Provided information ▸

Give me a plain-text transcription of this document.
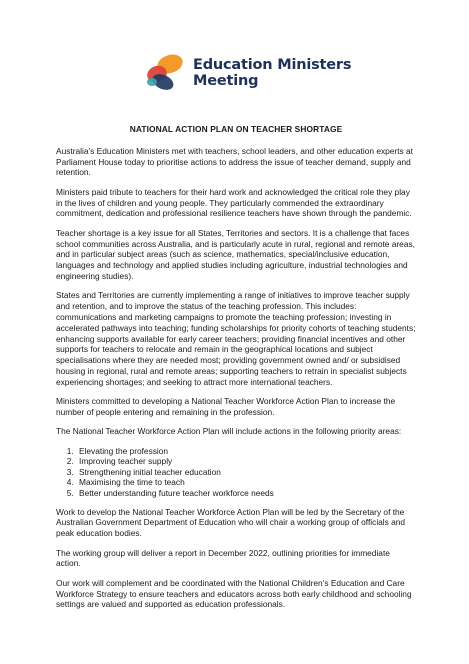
Education Ministers
Meeting
NATIONAL ACTION PLAN ON TEACHER SHORTAGE

Australia’s Education Ministers met with teachers, school leaders, and other education experts at Parliament House today to prioritise actions to address the issue of teacher demand, supply and retention.

Ministers paid tribute to teachers for their hard work and acknowledged the critical role they play in the lives of children and young people. They particularly commended the extraordinary commitment, dedication and professional resilience teachers have shown through the pandemic.

Teacher shortage is a key issue for all States, Territories and sectors. It is a challenge that faces school communities across Australia, and is particularly acute in rural, regional and remote areas, and in particular subject areas (such as science, mathematics, special/inclusive education, languages and technology and applied studies including agriculture, industrial technologies and engineering studies).

States and Territories are currently implementing a range of initiatives to improve teacher supply and retention, and to improve the status of the teaching profession. This includes: communications and marketing campaigns to promote the teaching profession; investing in accelerated pathways into teaching; funding scholarships for priority cohorts of teaching students; enhancing supports available for early career teachers; providing financial incentives and other supports for teachers to relocate and remain in the geographical locations and subject specialisations where they are needed most; providing government owned and/ or subsidised housing in regional, rural and remote areas; supporting teachers to retrain in specialist subjects experiencing shortages; and seeking to attract more international teachers.

Ministers committed to developing a National Teacher Workforce Action Plan to increase the number of people entering and remaining in the profession.

The National Teacher Workforce Action Plan will include actions in the following priority areas:

1. Elevating the profession
2. Improving teacher supply
3. Strengthening initial teacher education
4. Maximising the time to teach
5. Better understanding future teacher workforce needs

Work to develop the National Teacher Workforce Action Plan will be led by the Secretary of the Australian Government Department of Education who will chair a working group of officials and peak education bodies.

The working group will deliver a report in December 2022, outlining priorities for immediate action.

Our work will complement and be coordinated with the National Children’s Education and Care Workforce Strategy to ensure teachers and educators across both early childhood and schooling settings are valued and supported as education professionals.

Exercise ▸ Except for the pictures, reproduce every line exactly.

Task answer ▸
Give me a plain-text transcription of this document.
Education Ministers
Meeting
NATIONAL ACTION PLAN ON TEACHER SHORTAGE

Australia’s Education Ministers met with teachers, school leaders, and other education experts at Parliament House today to prioritise actions to address the issue of teacher demand, supply and retention.

Ministers paid tribute to teachers for their hard work and acknowledged the critical role they play in the lives of children and young people. They particularly commended the extraordinary commitment, dedication and professional resilience teachers have shown through the pandemic.

Teacher shortage is a key issue for all States, Territories and sectors. It is a challenge that faces school communities across Australia, and is particularly acute in rural, regional and remote areas, and in particular subject areas (such as science, mathematics, special/inclusive education, languages and technology and applied studies including agriculture, industrial technologies and engineering studies).

States and Territories are currently implementing a range of initiatives to improve teacher supply and retention, and to improve the status of the teaching profession. This includes: communications and marketing campaigns to promote the teaching profession; investing in accelerated pathways into teaching; funding scholarships for priority cohorts of teaching students; enhancing supports available for early career teachers; providing financial incentives and other supports for teachers to relocate and remain in the geographical locations and subject specialisations where they are needed most; providing government owned and/ or subsidised housing in regional, rural and remote areas; supporting teachers to retrain in specialist subjects experiencing shortages; and seeking to attract more international teachers.

Ministers committed to developing a National Teacher Workforce Action Plan to increase the number of people entering and remaining in the profession.

The National Teacher Workforce Action Plan will include actions in the following priority areas:

1. Elevating the profession
2. Improving teacher supply
3. Strengthening initial teacher education
4. Maximising the time to teach
5. Better understanding future teacher workforce needs

Work to develop the National Teacher Workforce Action Plan will be led by the Secretary of the Australian Government Department of Education who will chair a working group of officials and peak education bodies.

The working group will deliver a report in December 2022, outlining priorities for immediate action.

Our work will complement and be coordinated with the National Children’s Education and Care Workforce Strategy to ensure teachers and educators across both early childhood and schooling settings are valued and supported as education professionals.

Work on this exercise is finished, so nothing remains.